TASK INPUT:
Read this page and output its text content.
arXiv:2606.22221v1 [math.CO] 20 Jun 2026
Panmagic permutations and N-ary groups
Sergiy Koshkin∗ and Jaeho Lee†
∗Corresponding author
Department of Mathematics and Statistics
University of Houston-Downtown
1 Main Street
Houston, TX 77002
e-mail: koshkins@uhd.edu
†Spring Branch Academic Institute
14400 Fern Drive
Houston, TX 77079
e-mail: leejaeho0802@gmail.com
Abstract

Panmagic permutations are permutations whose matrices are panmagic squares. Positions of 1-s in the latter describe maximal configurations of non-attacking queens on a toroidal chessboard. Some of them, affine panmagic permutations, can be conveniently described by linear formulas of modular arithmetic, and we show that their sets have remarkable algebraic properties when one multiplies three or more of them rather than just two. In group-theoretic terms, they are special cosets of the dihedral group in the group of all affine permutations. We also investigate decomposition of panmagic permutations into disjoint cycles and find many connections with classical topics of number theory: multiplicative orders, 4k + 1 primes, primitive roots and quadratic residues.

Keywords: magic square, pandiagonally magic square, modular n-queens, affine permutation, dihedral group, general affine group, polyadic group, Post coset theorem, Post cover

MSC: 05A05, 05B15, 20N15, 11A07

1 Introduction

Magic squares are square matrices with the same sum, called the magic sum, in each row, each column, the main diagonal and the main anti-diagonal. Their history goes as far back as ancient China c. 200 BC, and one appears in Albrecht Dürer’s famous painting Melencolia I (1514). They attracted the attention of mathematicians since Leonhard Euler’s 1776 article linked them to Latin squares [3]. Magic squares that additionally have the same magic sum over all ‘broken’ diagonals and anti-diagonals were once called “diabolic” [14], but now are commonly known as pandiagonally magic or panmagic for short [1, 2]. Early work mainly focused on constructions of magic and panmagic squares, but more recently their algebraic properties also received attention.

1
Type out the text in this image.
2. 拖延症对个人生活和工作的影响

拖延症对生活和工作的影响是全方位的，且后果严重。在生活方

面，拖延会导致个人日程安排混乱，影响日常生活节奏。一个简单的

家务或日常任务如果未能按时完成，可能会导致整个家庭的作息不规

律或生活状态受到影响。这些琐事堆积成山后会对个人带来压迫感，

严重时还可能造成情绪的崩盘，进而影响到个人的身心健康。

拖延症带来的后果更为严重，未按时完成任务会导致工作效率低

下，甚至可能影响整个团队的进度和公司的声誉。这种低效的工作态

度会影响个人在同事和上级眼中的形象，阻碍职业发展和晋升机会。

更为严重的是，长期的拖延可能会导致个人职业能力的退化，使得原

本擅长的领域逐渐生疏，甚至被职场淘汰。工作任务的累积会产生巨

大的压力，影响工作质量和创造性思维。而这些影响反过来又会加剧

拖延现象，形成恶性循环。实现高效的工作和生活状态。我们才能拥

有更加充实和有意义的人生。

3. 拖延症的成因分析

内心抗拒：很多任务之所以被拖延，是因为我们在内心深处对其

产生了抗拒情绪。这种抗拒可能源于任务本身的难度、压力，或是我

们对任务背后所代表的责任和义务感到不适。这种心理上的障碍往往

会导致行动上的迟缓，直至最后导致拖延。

WRITTEN INSTRUCTION:
Copy every line above that includes the string "dihedral".

EXPECTED OUTPUT:
Panmagic permutations are permutations whose matrices are panmagic squares. Positions of 1-s in the latter describe maximal configurations of non-attacking queens on a toroidal chessboard. Some of them, affine panmagic permutations, can be conveniently described by linear formulas of modular arithmetic, and we show that their sets have remarkable algebraic properties when one multiplies three or more of them rather than just two. In group-theoretic terms, they are special cosets of the dihedral group in the group of all affine permutations. We also investigate decomposition of panmagic permutations into disjoint cycles and find many connections with classical topics of number theory: multiplicative orders, 4k + 1 primes, primitive roots and quadratic residues.
Keywords: magic square, pandiagonally magic square, modular n-queens, affine permutation, dihedral group, general affine group, polyadic group, Post coset theorem, Post cover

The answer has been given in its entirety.